Dataset records:
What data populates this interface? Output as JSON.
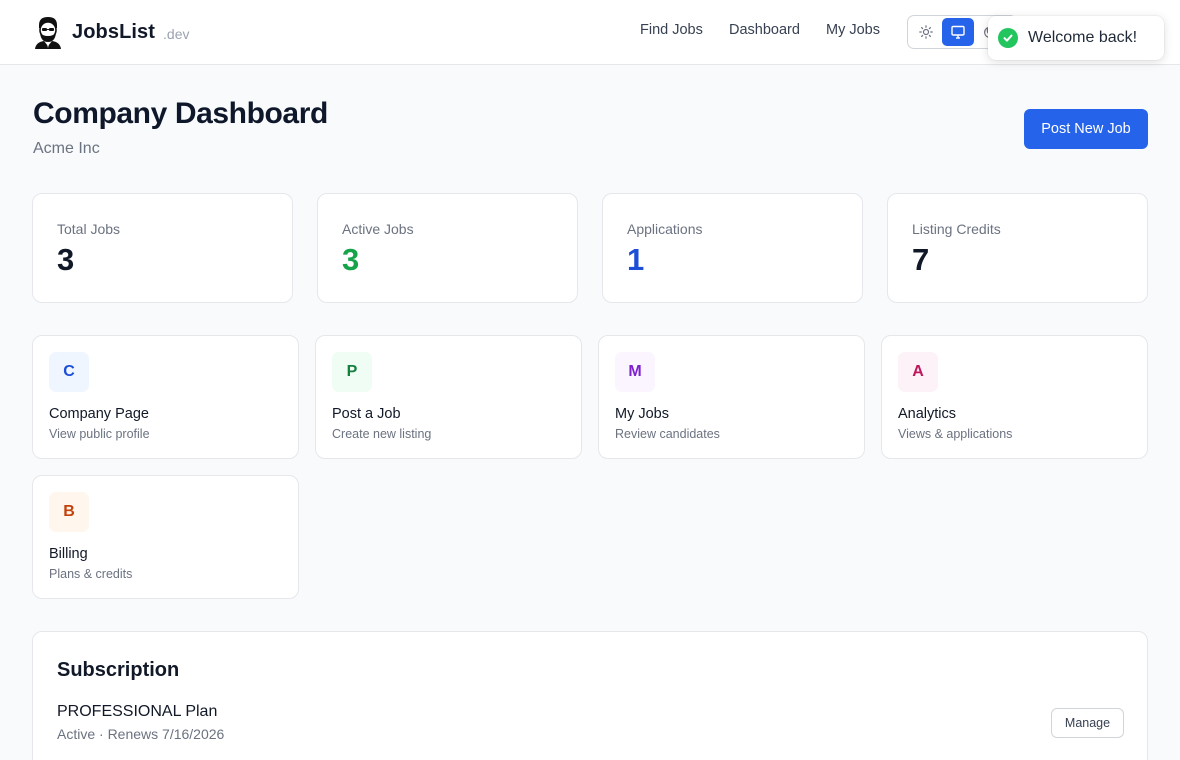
{
  "header": {
    "brand_name": "JobsList",
    "brand_tld": ".dev",
    "nav": {
      "find_jobs": "Find Jobs",
      "dashboard": "Dashboard",
      "my_jobs": "My Jobs"
    },
    "theme_options": [
      "light",
      "system",
      "dark"
    ],
    "theme_selected": "system"
  },
  "toast": {
    "message": "Welcome back!"
  },
  "page": {
    "title": "Company Dashboard",
    "company": "Acme Inc",
    "post_button": "Post New Job"
  },
  "stats": [
    {
      "label": "Total Jobs",
      "value": "3",
      "color": "#111827"
    },
    {
      "label": "Active Jobs",
      "value": "3",
      "color": "#16a34a"
    },
    {
      "label": "Applications",
      "value": "1",
      "color": "#1d4ed8"
    },
    {
      "label": "Listing Credits",
      "value": "7",
      "color": "#111827"
    }
  ],
  "actions": [
    {
      "letter": "C",
      "title": "Company Page",
      "desc": "View public profile",
      "bg": "#eff6ff",
      "fg": "#1d4ed8"
    },
    {
      "letter": "P",
      "title": "Post a Job",
      "desc": "Create new listing",
      "bg": "#f0fdf4",
      "fg": "#15803d"
    },
    {
      "letter": "M",
      "title": "My Jobs",
      "desc": "Review candidates",
      "bg": "#faf5ff",
      "fg": "#7e22ce"
    },
    {
      "letter": "A",
      "title": "Analytics",
      "desc": "Views & applications",
      "bg": "#fdf2f8",
      "fg": "#be185d"
    },
    {
      "letter": "B",
      "title": "Billing",
      "desc": "Plans & credits",
      "bg": "#fff7ed",
      "fg": "#c2410c"
    }
  ],
  "subscription": {
    "heading": "Subscription",
    "plan": "PROFESSIONAL Plan",
    "status": "Active · Renews 7/16/2026",
    "manage_button": "Manage"
  },
  "colors": {
    "accent": "#2563eb",
    "success": "#22c55e"
  }
}
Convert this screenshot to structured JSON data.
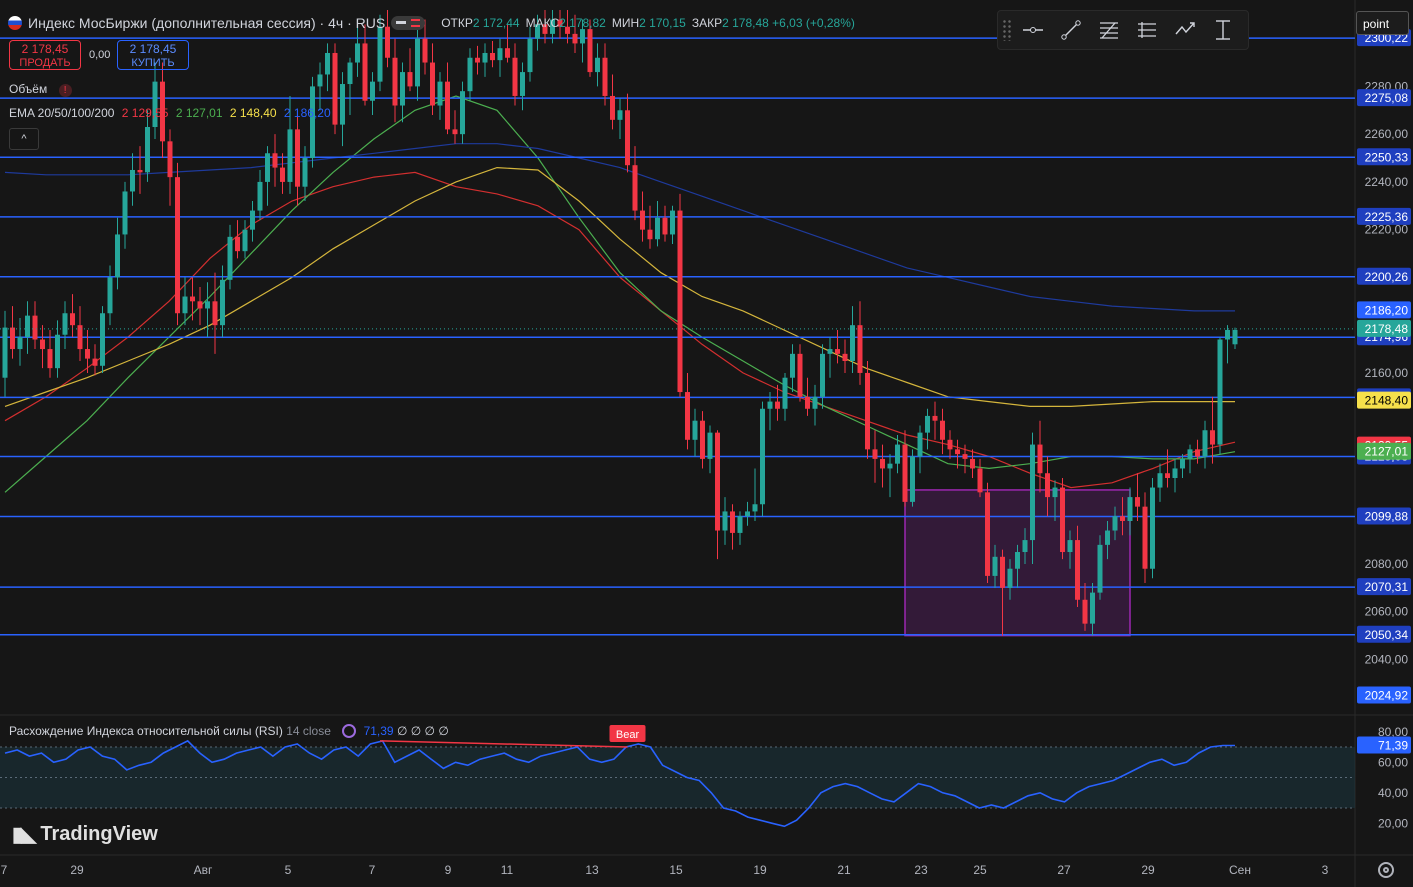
{
  "header": {
    "title": "Индекс МосБиржи (дополнительная сессия) · 4ч · RUS",
    "ohlc": [
      {
        "k": "ОТКР",
        "v": "2 172,44"
      },
      {
        "k": "МАКС",
        "v": "2 178,82"
      },
      {
        "k": "МИН",
        "v": "2 170,15"
      },
      {
        "k": "ЗАКР",
        "v": "2 178,48 +6,03 (+0,28%)"
      }
    ],
    "sell_price": "2 178,45",
    "sell_label": "ПРОДАТЬ",
    "buy_price": "2 178,45",
    "buy_label": "КУПИТЬ",
    "spread": "0,00",
    "volume_label": "Объём",
    "warning_glyph": "!",
    "ema_label": "EMA 20/50/100/200",
    "ema_values": [
      {
        "v": "2 129,55",
        "c": "#f23645"
      },
      {
        "v": "2 127,01",
        "c": "#4caf50"
      },
      {
        "v": "2 148,40",
        "c": "#f6e04b"
      },
      {
        "v": "2 186,20",
        "c": "#2962ff"
      }
    ],
    "collapse_glyph": "^"
  },
  "toolbar": {
    "icons": [
      "horizontal-line-icon",
      "trend-line-icon",
      "fib-retracement-icon",
      "pitchfork-icon",
      "path-icon",
      "price-range-icon"
    ],
    "magnet_label": "point"
  },
  "rsi": {
    "label": "Расхождение Индекса относительной силы (RSI)",
    "params": "14 close",
    "value": "71,39",
    "extras": "∅ ∅ ∅ ∅",
    "bear_label": "Bear",
    "axis": [
      80,
      60,
      40,
      20
    ],
    "axis_labels": [
      "80,00",
      "60,00",
      "40,00",
      "20,00"
    ],
    "current_label": "71,39"
  },
  "brand": "TradingView",
  "colors": {
    "up": "#26a69a",
    "down": "#f23645",
    "levels": "#2962ff",
    "ema20": "#d32f2f",
    "ema50": "#4caf50",
    "ema100": "#d4b53c",
    "ema200": "#1e3a9c",
    "rsi": "#2962ff",
    "zone": "#9c27b0"
  },
  "chart_data": {
    "type": "candlestick",
    "title": "Индекс МосБиржи (дополнительная сессия) · 4ч · RUS",
    "ylim": [
      2018,
      2312
    ],
    "x_ticks": [
      "7",
      "29",
      "Авг",
      "5",
      "7",
      "9",
      "11",
      "13",
      "15",
      "19",
      "21",
      "23",
      "25",
      "27",
      "29",
      "Сен",
      "3"
    ],
    "y_ticks": [
      {
        "v": 2280,
        "label": "2280,00"
      },
      {
        "v": 2260,
        "label": "2260,00"
      },
      {
        "v": 2240,
        "label": "2240,00"
      },
      {
        "v": 2220,
        "label": "2220,00"
      },
      {
        "v": 2160,
        "label": "2160,00"
      },
      {
        "v": 2080,
        "label": "2080,00"
      },
      {
        "v": 2060,
        "label": "2060,00"
      },
      {
        "v": 2040,
        "label": "2040,00"
      }
    ],
    "horizontal_levels": [
      {
        "v": 2300.22,
        "label": "2300,22"
      },
      {
        "v": 2275.08,
        "label": "2275,08"
      },
      {
        "v": 2250.33,
        "label": "2250,33"
      },
      {
        "v": 2225.36,
        "label": "2225,36"
      },
      {
        "v": 2200.26,
        "label": "2200,26"
      },
      {
        "v": 2174.96,
        "label": "2174,96"
      },
      {
        "v": 2149.74,
        "label": "2149,74"
      },
      {
        "v": 2125.03,
        "label": "2125,03"
      },
      {
        "v": 2099.88,
        "label": "2099,88"
      },
      {
        "v": 2070.31,
        "label": "2070,31"
      },
      {
        "v": 2050.34,
        "label": "2050,34"
      }
    ],
    "price_tags": [
      {
        "v": 2186.2,
        "label": "2186,20",
        "bg": "#2962ff",
        "fg": "#ffffff"
      },
      {
        "v": 2178.48,
        "label": "2178,48",
        "bg": "#26a69a",
        "fg": "#ffffff"
      },
      {
        "v": 2148.4,
        "label": "2148,40",
        "bg": "#f6e04b",
        "fg": "#000000"
      },
      {
        "v": 2129.55,
        "label": "2129,55",
        "bg": "#f23645",
        "fg": "#ffffff"
      },
      {
        "v": 2127.01,
        "label": "2127,01",
        "bg": "#4caf50",
        "fg": "#ffffff"
      },
      {
        "v": 2024.92,
        "label": "2024,92",
        "bg": "#2962ff",
        "fg": "#ffffff"
      }
    ],
    "consolidation_box": {
      "from_candle": 120,
      "to_candle": 150,
      "top": 2111,
      "bottom": 2050
    },
    "candles": [
      [
        2158,
        2186,
        2150,
        2179
      ],
      [
        2179,
        2188,
        2166,
        2170
      ],
      [
        2170,
        2183,
        2163,
        2175
      ],
      [
        2175,
        2190,
        2168,
        2184
      ],
      [
        2184,
        2190,
        2170,
        2174
      ],
      [
        2174,
        2180,
        2162,
        2170
      ],
      [
        2170,
        2178,
        2158,
        2162
      ],
      [
        2162,
        2182,
        2158,
        2176
      ],
      [
        2176,
        2190,
        2170,
        2185
      ],
      [
        2185,
        2193,
        2175,
        2180
      ],
      [
        2180,
        2188,
        2165,
        2170
      ],
      [
        2170,
        2178,
        2160,
        2166
      ],
      [
        2166,
        2172,
        2159,
        2163
      ],
      [
        2163,
        2188,
        2160,
        2185
      ],
      [
        2185,
        2205,
        2180,
        2200
      ],
      [
        2200,
        2225,
        2195,
        2218
      ],
      [
        2218,
        2240,
        2212,
        2236
      ],
      [
        2236,
        2252,
        2230,
        2245
      ],
      [
        2245,
        2255,
        2235,
        2244
      ],
      [
        2244,
        2270,
        2240,
        2263
      ],
      [
        2263,
        2290,
        2258,
        2282
      ],
      [
        2282,
        2290,
        2250,
        2257
      ],
      [
        2257,
        2262,
        2230,
        2242
      ],
      [
        2242,
        2248,
        2180,
        2185
      ],
      [
        2185,
        2200,
        2180,
        2192
      ],
      [
        2192,
        2200,
        2182,
        2190
      ],
      [
        2190,
        2196,
        2180,
        2187
      ],
      [
        2187,
        2198,
        2175,
        2190
      ],
      [
        2190,
        2202,
        2168,
        2180
      ],
      [
        2180,
        2205,
        2175,
        2199
      ],
      [
        2199,
        2222,
        2195,
        2217
      ],
      [
        2217,
        2224,
        2208,
        2211
      ],
      [
        2211,
        2224,
        2208,
        2220
      ],
      [
        2220,
        2232,
        2215,
        2228
      ],
      [
        2228,
        2245,
        2224,
        2240
      ],
      [
        2240,
        2255,
        2230,
        2252
      ],
      [
        2252,
        2260,
        2238,
        2246
      ],
      [
        2246,
        2252,
        2235,
        2240
      ],
      [
        2240,
        2276,
        2235,
        2262
      ],
      [
        2262,
        2268,
        2230,
        2238
      ],
      [
        2238,
        2255,
        2232,
        2250
      ],
      [
        2250,
        2284,
        2246,
        2280
      ],
      [
        2280,
        2290,
        2270,
        2285
      ],
      [
        2285,
        2298,
        2278,
        2294
      ],
      [
        2294,
        2298,
        2260,
        2264
      ],
      [
        2264,
        2286,
        2255,
        2281
      ],
      [
        2281,
        2292,
        2268,
        2290
      ],
      [
        2290,
        2305,
        2284,
        2298
      ],
      [
        2298,
        2306,
        2272,
        2274
      ],
      [
        2274,
        2286,
        2268,
        2282
      ],
      [
        2282,
        2310,
        2278,
        2305
      ],
      [
        2305,
        2312,
        2288,
        2292
      ],
      [
        2292,
        2300,
        2265,
        2272
      ],
      [
        2272,
        2290,
        2265,
        2286
      ],
      [
        2286,
        2296,
        2278,
        2280
      ],
      [
        2280,
        2305,
        2274,
        2300
      ],
      [
        2300,
        2308,
        2285,
        2290
      ],
      [
        2290,
        2298,
        2268,
        2272
      ],
      [
        2272,
        2286,
        2266,
        2282
      ],
      [
        2282,
        2290,
        2260,
        2262
      ],
      [
        2262,
        2270,
        2256,
        2260
      ],
      [
        2260,
        2282,
        2256,
        2278
      ],
      [
        2278,
        2296,
        2274,
        2292
      ],
      [
        2292,
        2297,
        2285,
        2290
      ],
      [
        2290,
        2298,
        2284,
        2294
      ],
      [
        2294,
        2299,
        2288,
        2291
      ],
      [
        2291,
        2300,
        2284,
        2296
      ],
      [
        2296,
        2306,
        2290,
        2292
      ],
      [
        2292,
        2298,
        2272,
        2276
      ],
      [
        2276,
        2290,
        2270,
        2286
      ],
      [
        2286,
        2305,
        2282,
        2300
      ],
      [
        2300,
        2310,
        2295,
        2306
      ],
      [
        2306,
        2312,
        2298,
        2302
      ],
      [
        2302,
        2312,
        2298,
        2308
      ],
      [
        2308,
        2312,
        2300,
        2305
      ],
      [
        2305,
        2312,
        2298,
        2302
      ],
      [
        2302,
        2310,
        2294,
        2298
      ],
      [
        2298,
        2308,
        2290,
        2304
      ],
      [
        2304,
        2308,
        2284,
        2286
      ],
      [
        2286,
        2298,
        2280,
        2292
      ],
      [
        2292,
        2298,
        2272,
        2276
      ],
      [
        2276,
        2285,
        2262,
        2266
      ],
      [
        2266,
        2275,
        2258,
        2270
      ],
      [
        2270,
        2277,
        2244,
        2247
      ],
      [
        2247,
        2255,
        2224,
        2228
      ],
      [
        2228,
        2236,
        2215,
        2220
      ],
      [
        2220,
        2230,
        2212,
        2216
      ],
      [
        2216,
        2232,
        2213,
        2225
      ],
      [
        2225,
        2230,
        2215,
        2218
      ],
      [
        2218,
        2230,
        2214,
        2228
      ],
      [
        2228,
        2235,
        2150,
        2152
      ],
      [
        2152,
        2160,
        2128,
        2132
      ],
      [
        2132,
        2145,
        2125,
        2140
      ],
      [
        2140,
        2144,
        2120,
        2124
      ],
      [
        2124,
        2138,
        2118,
        2135
      ],
      [
        2135,
        2136,
        2082,
        2094
      ],
      [
        2094,
        2108,
        2088,
        2102
      ],
      [
        2102,
        2105,
        2086,
        2093
      ],
      [
        2093,
        2102,
        2088,
        2100
      ],
      [
        2100,
        2106,
        2096,
        2102
      ],
      [
        2102,
        2120,
        2098,
        2105
      ],
      [
        2105,
        2148,
        2100,
        2145
      ],
      [
        2145,
        2152,
        2136,
        2148
      ],
      [
        2148,
        2155,
        2140,
        2145
      ],
      [
        2145,
        2160,
        2140,
        2158
      ],
      [
        2158,
        2172,
        2152,
        2168
      ],
      [
        2168,
        2172,
        2148,
        2150
      ],
      [
        2150,
        2158,
        2142,
        2145
      ],
      [
        2145,
        2155,
        2138,
        2150
      ],
      [
        2150,
        2172,
        2145,
        2168
      ],
      [
        2168,
        2175,
        2158,
        2170
      ],
      [
        2170,
        2178,
        2164,
        2168
      ],
      [
        2168,
        2174,
        2160,
        2165
      ],
      [
        2165,
        2188,
        2160,
        2180
      ],
      [
        2180,
        2190,
        2155,
        2160
      ],
      [
        2160,
        2165,
        2124,
        2128
      ],
      [
        2128,
        2136,
        2114,
        2124
      ],
      [
        2124,
        2130,
        2112,
        2120
      ],
      [
        2120,
        2126,
        2108,
        2122
      ],
      [
        2122,
        2134,
        2118,
        2130
      ],
      [
        2130,
        2136,
        2104,
        2106
      ],
      [
        2106,
        2128,
        2104,
        2125
      ],
      [
        2125,
        2138,
        2118,
        2135
      ],
      [
        2135,
        2145,
        2128,
        2142
      ],
      [
        2142,
        2148,
        2132,
        2140
      ],
      [
        2140,
        2145,
        2126,
        2132
      ],
      [
        2132,
        2136,
        2124,
        2128
      ],
      [
        2128,
        2132,
        2120,
        2126
      ],
      [
        2126,
        2130,
        2118,
        2124
      ],
      [
        2124,
        2128,
        2116,
        2120
      ],
      [
        2120,
        2124,
        2108,
        2110
      ],
      [
        2110,
        2114,
        2072,
        2075
      ],
      [
        2075,
        2088,
        2070,
        2083
      ],
      [
        2083,
        2086,
        2050,
        2070
      ],
      [
        2070,
        2082,
        2065,
        2078
      ],
      [
        2078,
        2088,
        2070,
        2085
      ],
      [
        2085,
        2095,
        2080,
        2090
      ],
      [
        2090,
        2135,
        2080,
        2130
      ],
      [
        2130,
        2140,
        2110,
        2118
      ],
      [
        2118,
        2125,
        2100,
        2108
      ],
      [
        2108,
        2115,
        2098,
        2112
      ],
      [
        2112,
        2116,
        2082,
        2085
      ],
      [
        2085,
        2094,
        2078,
        2090
      ],
      [
        2090,
        2096,
        2062,
        2065
      ],
      [
        2065,
        2072,
        2052,
        2055
      ],
      [
        2055,
        2072,
        2050,
        2068
      ],
      [
        2068,
        2092,
        2065,
        2088
      ],
      [
        2088,
        2098,
        2082,
        2094
      ],
      [
        2094,
        2104,
        2090,
        2100
      ],
      [
        2100,
        2108,
        2092,
        2098
      ],
      [
        2098,
        2112,
        2092,
        2108
      ],
      [
        2108,
        2118,
        2098,
        2104
      ],
      [
        2104,
        2110,
        2072,
        2078
      ],
      [
        2078,
        2116,
        2074,
        2112
      ],
      [
        2112,
        2122,
        2106,
        2118
      ],
      [
        2118,
        2128,
        2112,
        2116
      ],
      [
        2116,
        2124,
        2110,
        2120
      ],
      [
        2120,
        2126,
        2116,
        2124
      ],
      [
        2124,
        2130,
        2118,
        2128
      ],
      [
        2128,
        2132,
        2122,
        2125
      ],
      [
        2125,
        2140,
        2120,
        2136
      ],
      [
        2136,
        2150,
        2122,
        2130
      ],
      [
        2130,
        2175,
        2126,
        2174
      ],
      [
        2174,
        2180,
        2164,
        2178
      ],
      [
        2172,
        2179,
        2170,
        2178
      ]
    ],
    "ema_series": [
      {
        "name": "EMA 20",
        "values": [
          2140,
          2150,
          2162,
          2175,
          2190,
          2208,
          2222,
          2232,
          2238,
          2242,
          2244,
          2238,
          2235,
          2230,
          2220,
          2200,
          2186,
          2172,
          2160,
          2152,
          2146,
          2140,
          2134,
          2130,
          2125,
          2118,
          2112,
          2114,
          2120,
          2127,
          2131
        ]
      },
      {
        "name": "EMA 50",
        "values": [
          2110,
          2125,
          2140,
          2158,
          2175,
          2192,
          2210,
          2228,
          2244,
          2258,
          2270,
          2276,
          2270,
          2250,
          2225,
          2202,
          2186,
          2175,
          2165,
          2155,
          2146,
          2138,
          2130,
          2122,
          2120,
          2122,
          2125,
          2125,
          2124,
          2124,
          2127
        ]
      },
      {
        "name": "EMA 100",
        "values": [
          2146,
          2152,
          2158,
          2165,
          2172,
          2180,
          2190,
          2200,
          2212,
          2222,
          2232,
          2240,
          2246,
          2245,
          2232,
          2216,
          2202,
          2192,
          2186,
          2178,
          2170,
          2162,
          2156,
          2150,
          2148,
          2146,
          2146,
          2147,
          2148,
          2148,
          2148
        ]
      },
      {
        "name": "EMA 200",
        "values": [
          2244,
          2243,
          2243,
          2243,
          2244,
          2245,
          2246,
          2248,
          2250,
          2252,
          2254,
          2256,
          2256,
          2254,
          2250,
          2246,
          2240,
          2234,
          2228,
          2222,
          2216,
          2210,
          2204,
          2200,
          2196,
          2192,
          2190,
          2188,
          2187,
          2186,
          2186
        ]
      }
    ],
    "rsi_series": [
      66,
      68,
      64,
      66,
      60,
      62,
      68,
      70,
      64,
      62,
      55,
      58,
      60,
      66,
      70,
      74,
      66,
      60,
      62,
      66,
      68,
      70,
      64,
      70,
      72,
      66,
      62,
      68,
      70,
      64,
      72,
      74,
      60,
      64,
      68,
      62,
      56,
      60,
      58,
      62,
      64,
      66,
      62,
      60,
      64,
      66,
      68,
      70,
      62,
      60,
      62,
      70,
      72,
      70,
      58,
      54,
      50,
      48,
      40,
      30,
      28,
      24,
      22,
      20,
      18,
      22,
      30,
      40,
      44,
      46,
      44,
      40,
      36,
      34,
      40,
      46,
      44,
      40,
      38,
      34,
      30,
      32,
      30,
      34,
      38,
      40,
      36,
      34,
      40,
      44,
      46,
      48,
      52,
      56,
      60,
      62,
      58,
      60,
      66,
      70,
      71,
      71
    ]
  }
}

Task to complete: Find "letter". Copy every line it occurs in.

Output:
      "letter": "C",
      "letter": "P",
      "letter": "M",
      "letter": "A",
      "letter": "B",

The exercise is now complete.